** Begin RECORDS PROVIDED **

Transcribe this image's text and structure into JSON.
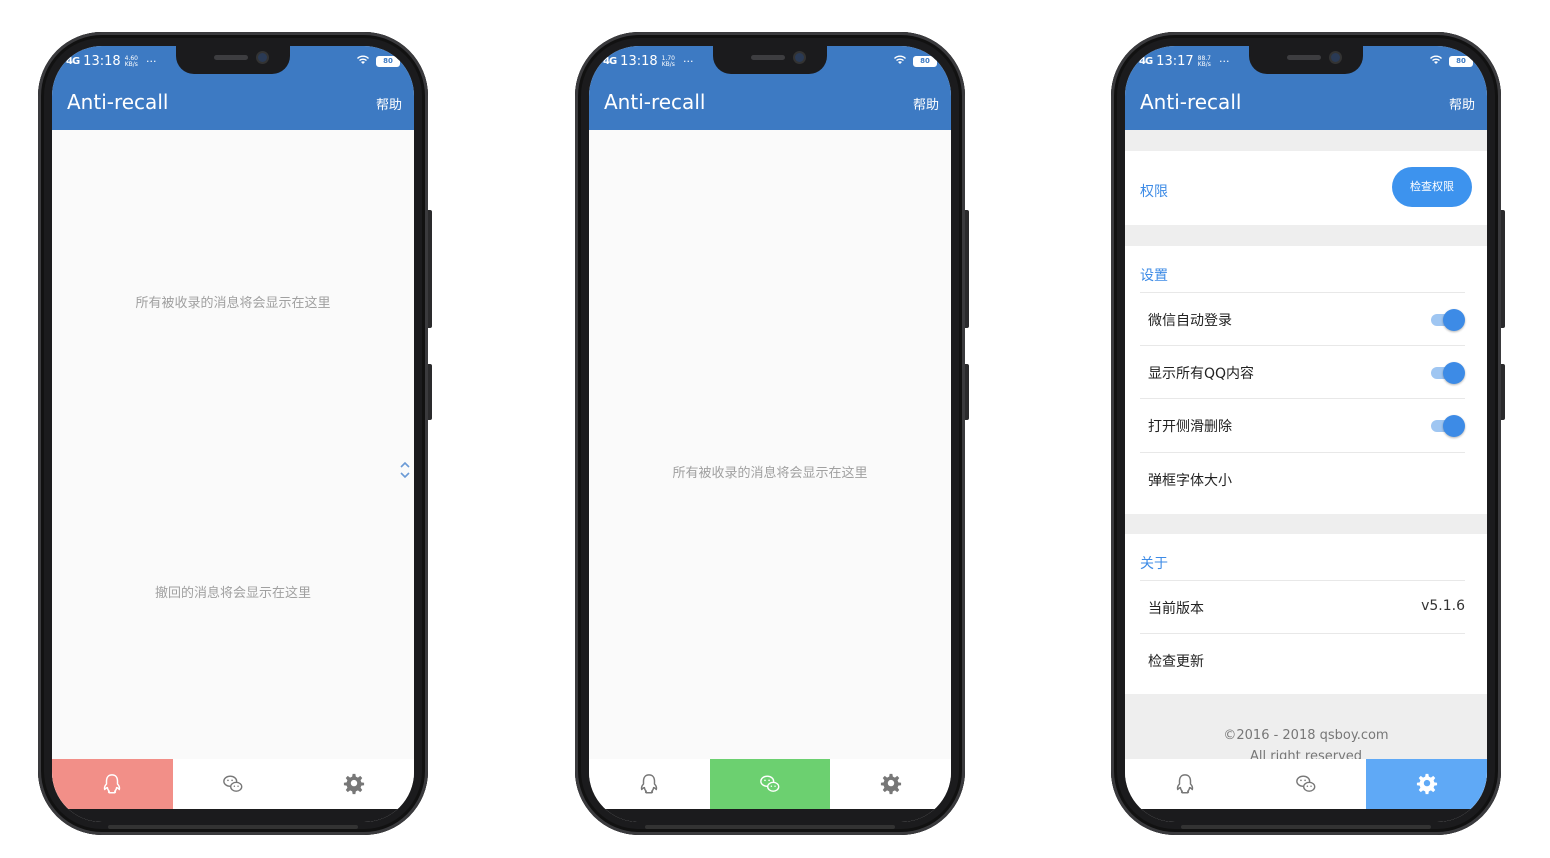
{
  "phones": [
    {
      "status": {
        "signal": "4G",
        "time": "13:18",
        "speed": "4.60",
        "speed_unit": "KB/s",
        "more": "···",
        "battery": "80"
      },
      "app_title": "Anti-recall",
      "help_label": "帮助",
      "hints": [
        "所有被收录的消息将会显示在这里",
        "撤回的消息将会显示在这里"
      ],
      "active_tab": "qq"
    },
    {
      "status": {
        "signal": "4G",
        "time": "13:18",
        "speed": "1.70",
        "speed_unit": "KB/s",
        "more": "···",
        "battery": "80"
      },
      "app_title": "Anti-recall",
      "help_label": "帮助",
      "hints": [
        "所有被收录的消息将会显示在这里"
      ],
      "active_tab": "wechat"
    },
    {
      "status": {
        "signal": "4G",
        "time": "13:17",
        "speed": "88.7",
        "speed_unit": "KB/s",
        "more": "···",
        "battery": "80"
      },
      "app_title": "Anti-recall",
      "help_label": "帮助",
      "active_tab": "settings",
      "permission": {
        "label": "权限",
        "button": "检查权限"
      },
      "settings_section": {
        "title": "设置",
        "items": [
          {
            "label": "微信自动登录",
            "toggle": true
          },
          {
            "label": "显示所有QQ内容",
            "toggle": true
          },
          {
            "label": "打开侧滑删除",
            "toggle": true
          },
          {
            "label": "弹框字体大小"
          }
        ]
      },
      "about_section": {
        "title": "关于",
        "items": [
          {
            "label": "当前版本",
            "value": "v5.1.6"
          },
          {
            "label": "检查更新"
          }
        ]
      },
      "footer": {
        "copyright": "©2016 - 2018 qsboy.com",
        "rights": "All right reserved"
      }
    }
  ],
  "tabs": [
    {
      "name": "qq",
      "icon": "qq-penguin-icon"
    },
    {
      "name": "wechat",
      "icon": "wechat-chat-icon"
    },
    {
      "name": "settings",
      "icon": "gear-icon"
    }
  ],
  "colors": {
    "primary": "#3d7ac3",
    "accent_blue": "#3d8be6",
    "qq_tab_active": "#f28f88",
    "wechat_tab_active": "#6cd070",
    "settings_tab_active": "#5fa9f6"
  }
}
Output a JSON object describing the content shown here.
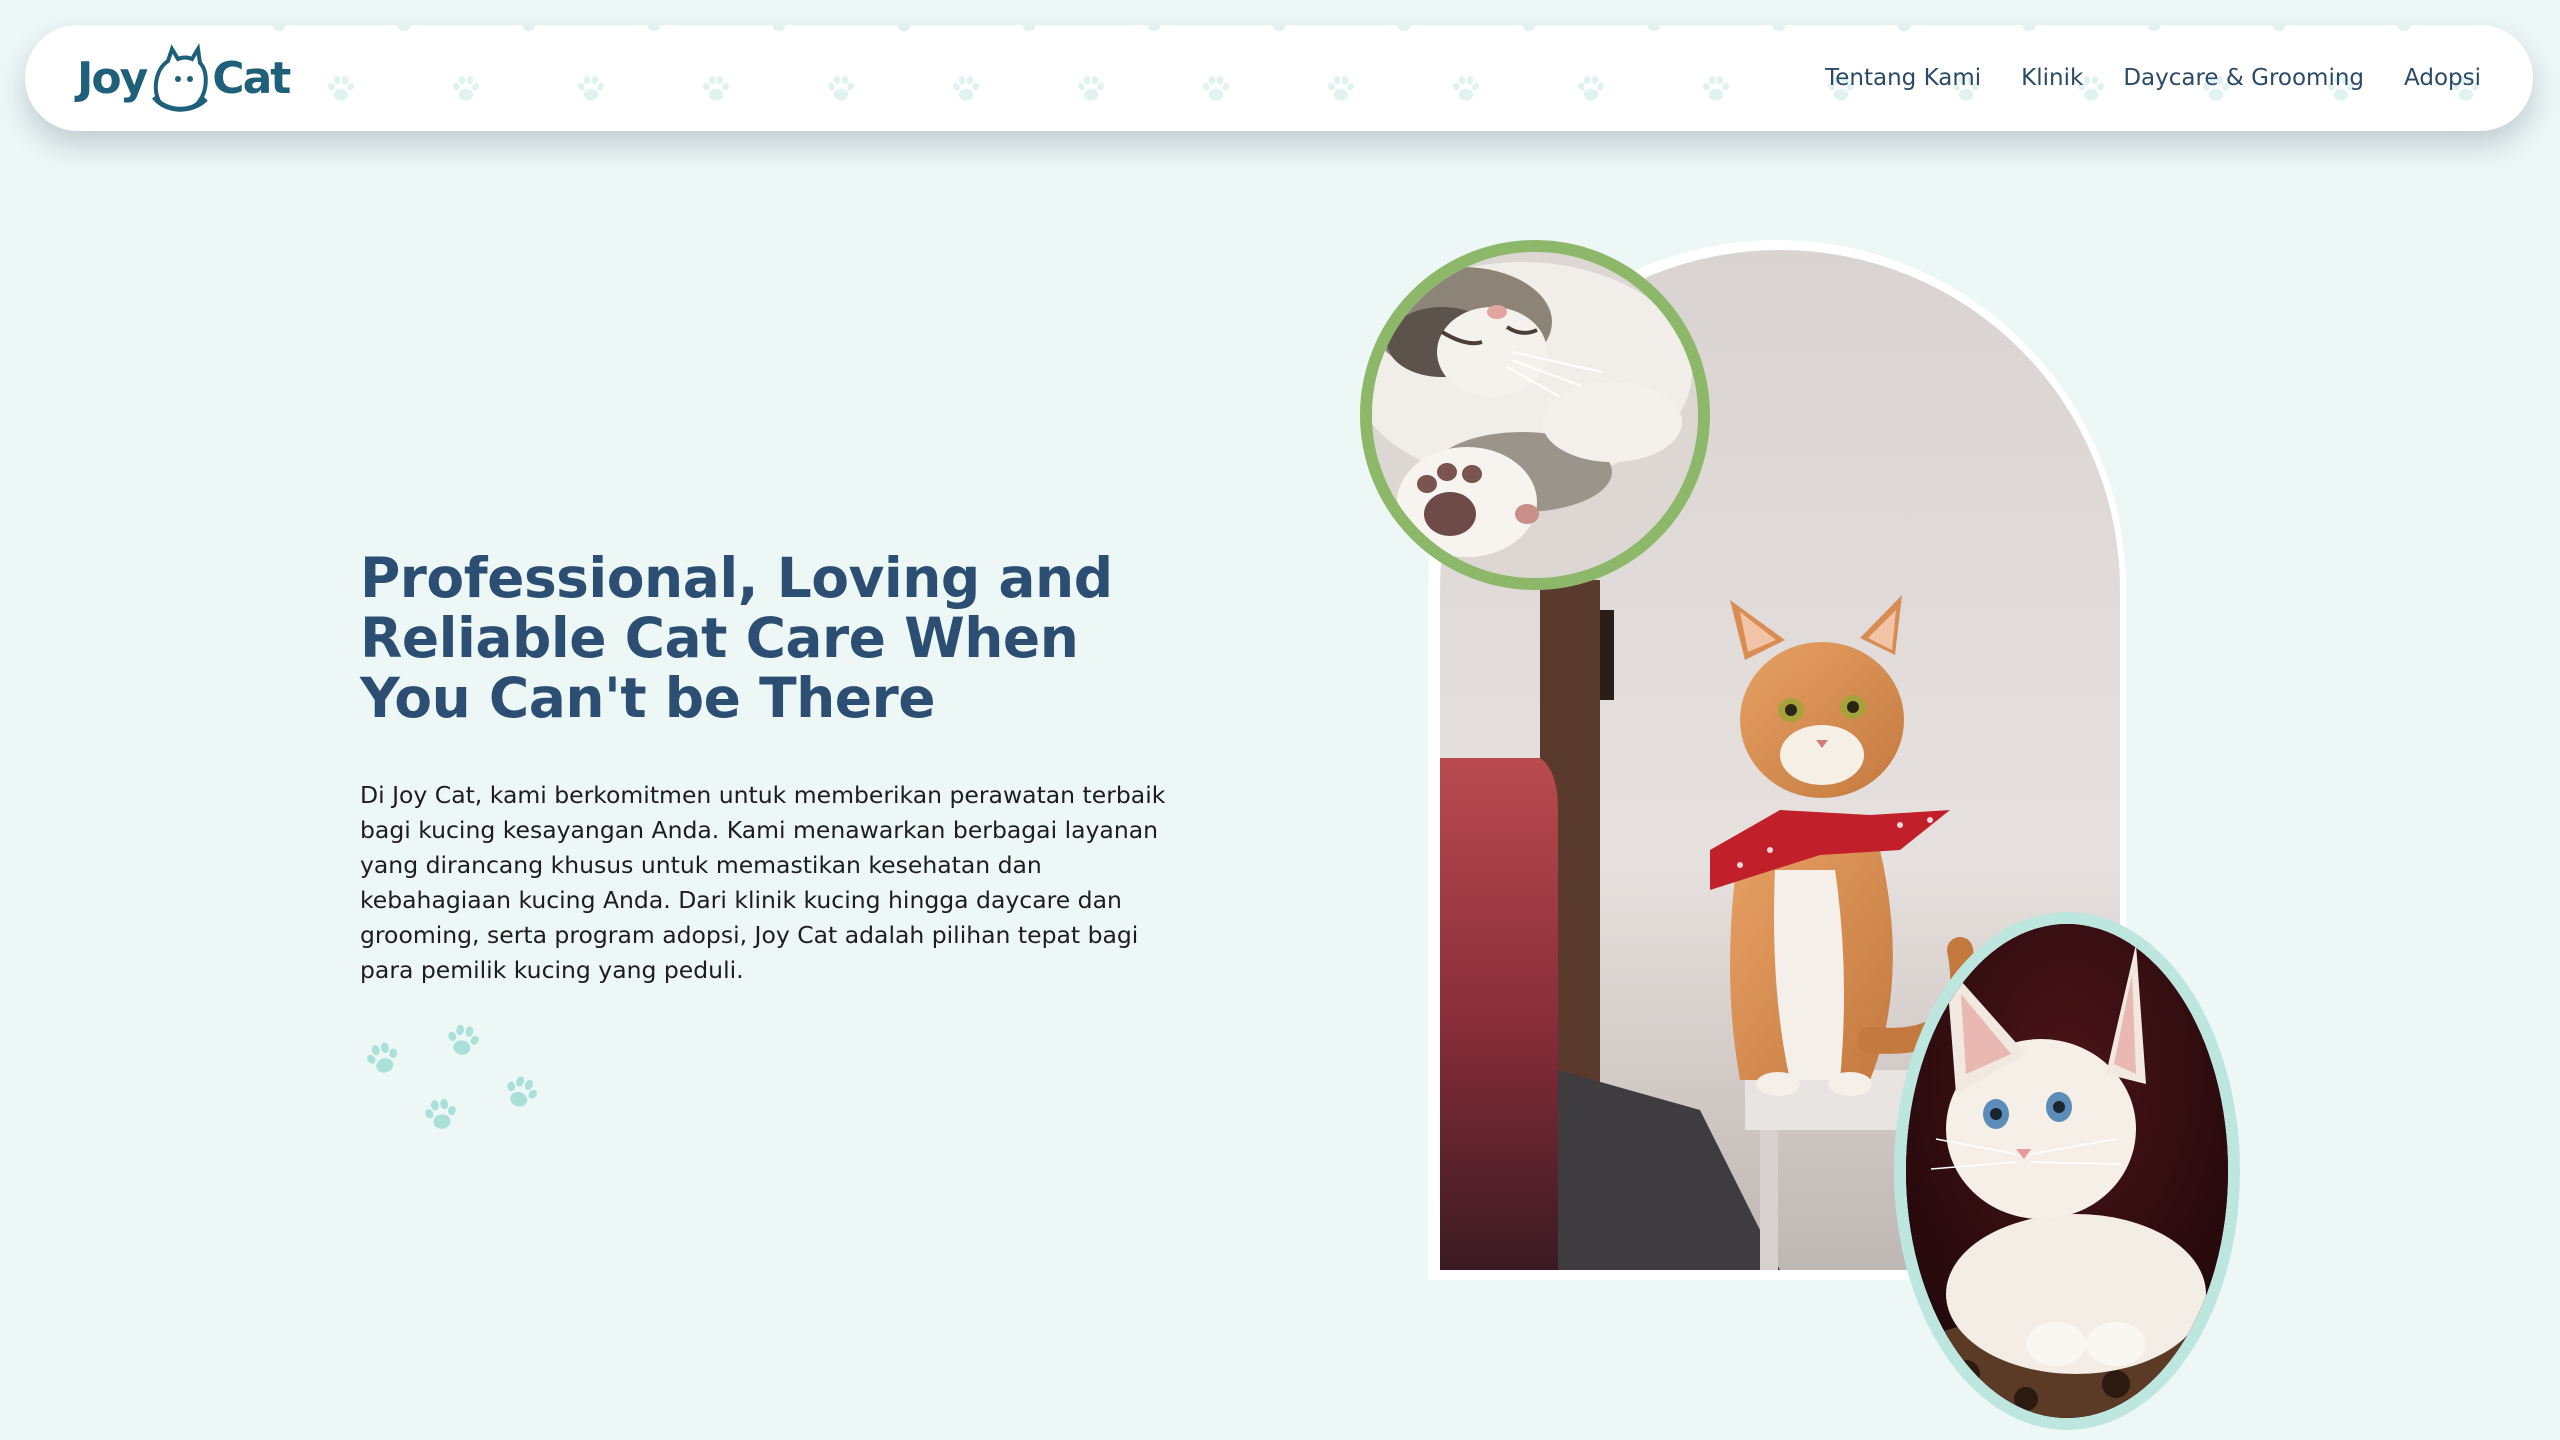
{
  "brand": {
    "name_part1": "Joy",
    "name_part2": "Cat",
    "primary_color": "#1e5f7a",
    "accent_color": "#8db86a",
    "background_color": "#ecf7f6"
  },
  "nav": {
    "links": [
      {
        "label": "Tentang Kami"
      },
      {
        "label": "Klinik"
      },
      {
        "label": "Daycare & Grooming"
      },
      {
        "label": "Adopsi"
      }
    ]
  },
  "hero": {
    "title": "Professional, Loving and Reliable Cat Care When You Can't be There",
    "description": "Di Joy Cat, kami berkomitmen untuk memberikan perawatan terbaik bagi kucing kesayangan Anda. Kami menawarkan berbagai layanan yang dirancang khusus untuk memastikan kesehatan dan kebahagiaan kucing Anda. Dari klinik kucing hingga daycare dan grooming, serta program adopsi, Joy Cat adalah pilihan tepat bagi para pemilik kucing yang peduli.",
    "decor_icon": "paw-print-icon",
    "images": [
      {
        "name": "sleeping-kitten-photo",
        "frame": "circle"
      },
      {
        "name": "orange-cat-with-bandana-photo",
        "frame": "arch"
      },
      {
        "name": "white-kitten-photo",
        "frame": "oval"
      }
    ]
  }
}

** End RECORDS PROVIDED **

**TASK DIRECTIONS**
Copy the data character for character, but drop all pictures from the copy.

**FULL OUTPUT**
Transcribe this image's text and structure into JSON.
{
  "phones": [
    {
      "status": {
        "signal": "4G",
        "time": "13:18",
        "speed": "4.60",
        "speed_unit": "KB/s",
        "more": "···",
        "battery": "80"
      },
      "app_title": "Anti-recall",
      "help_label": "帮助",
      "hints": [
        "所有被收录的消息将会显示在这里",
        "撤回的消息将会显示在这里"
      ],
      "active_tab": "qq"
    },
    {
      "status": {
        "signal": "4G",
        "time": "13:18",
        "speed": "1.70",
        "speed_unit": "KB/s",
        "more": "···",
        "battery": "80"
      },
      "app_title": "Anti-recall",
      "help_label": "帮助",
      "hints": [
        "所有被收录的消息将会显示在这里"
      ],
      "active_tab": "wechat"
    },
    {
      "status": {
        "signal": "4G",
        "time": "13:17",
        "speed": "88.7",
        "speed_unit": "KB/s",
        "more": "···",
        "battery": "80"
      },
      "app_title": "Anti-recall",
      "help_label": "帮助",
      "active_tab": "settings",
      "permission": {
        "label": "权限",
        "button": "检查权限"
      },
      "settings_section": {
        "title": "设置",
        "items": [
          {
            "label": "微信自动登录",
            "toggle": true
          },
          {
            "label": "显示所有QQ内容",
            "toggle": true
          },
          {
            "label": "打开侧滑删除",
            "toggle": true
          },
          {
            "label": "弹框字体大小"
          }
        ]
      },
      "about_section": {
        "title": "关于",
        "items": [
          {
            "label": "当前版本",
            "value": "v5.1.6"
          },
          {
            "label": "检查更新"
          }
        ]
      },
      "footer": {
        "copyright": "©2016 - 2018 qsboy.com",
        "rights": "All right reserved"
      }
    }
  ],
  "tabs": [
    {
      "name": "qq",
      "icon": "qq-penguin-icon"
    },
    {
      "name": "wechat",
      "icon": "wechat-chat-icon"
    },
    {
      "name": "settings",
      "icon": "gear-icon"
    }
  ],
  "colors": {
    "primary": "#3d7ac3",
    "accent_blue": "#3d8be6",
    "qq_tab_active": "#f28f88",
    "wechat_tab_active": "#6cd070",
    "settings_tab_active": "#5fa9f6"
  }
}
Output a JSON object describing the content shown here.
{
  "brand": {
    "name_part1": "Joy",
    "name_part2": "Cat",
    "primary_color": "#1e5f7a",
    "accent_color": "#8db86a",
    "background_color": "#ecf7f6"
  },
  "nav": {
    "links": [
      {
        "label": "Tentang Kami"
      },
      {
        "label": "Klinik"
      },
      {
        "label": "Daycare & Grooming"
      },
      {
        "label": "Adopsi"
      }
    ]
  },
  "hero": {
    "title": "Professional, Loving and Reliable Cat Care When You Can't be There",
    "description": "Di Joy Cat, kami berkomitmen untuk memberikan perawatan terbaik bagi kucing kesayangan Anda. Kami menawarkan berbagai layanan yang dirancang khusus untuk memastikan kesehatan dan kebahagiaan kucing Anda. Dari klinik kucing hingga daycare dan grooming, serta program adopsi, Joy Cat adalah pilihan tepat bagi para pemilik kucing yang peduli.",
    "decor_icon": "paw-print-icon",
    "images": [
      {
        "name": "sleeping-kitten-photo",
        "frame": "circle"
      },
      {
        "name": "orange-cat-with-bandana-photo",
        "frame": "arch"
      },
      {
        "name": "white-kitten-photo",
        "frame": "oval"
      }
    ]
  }
}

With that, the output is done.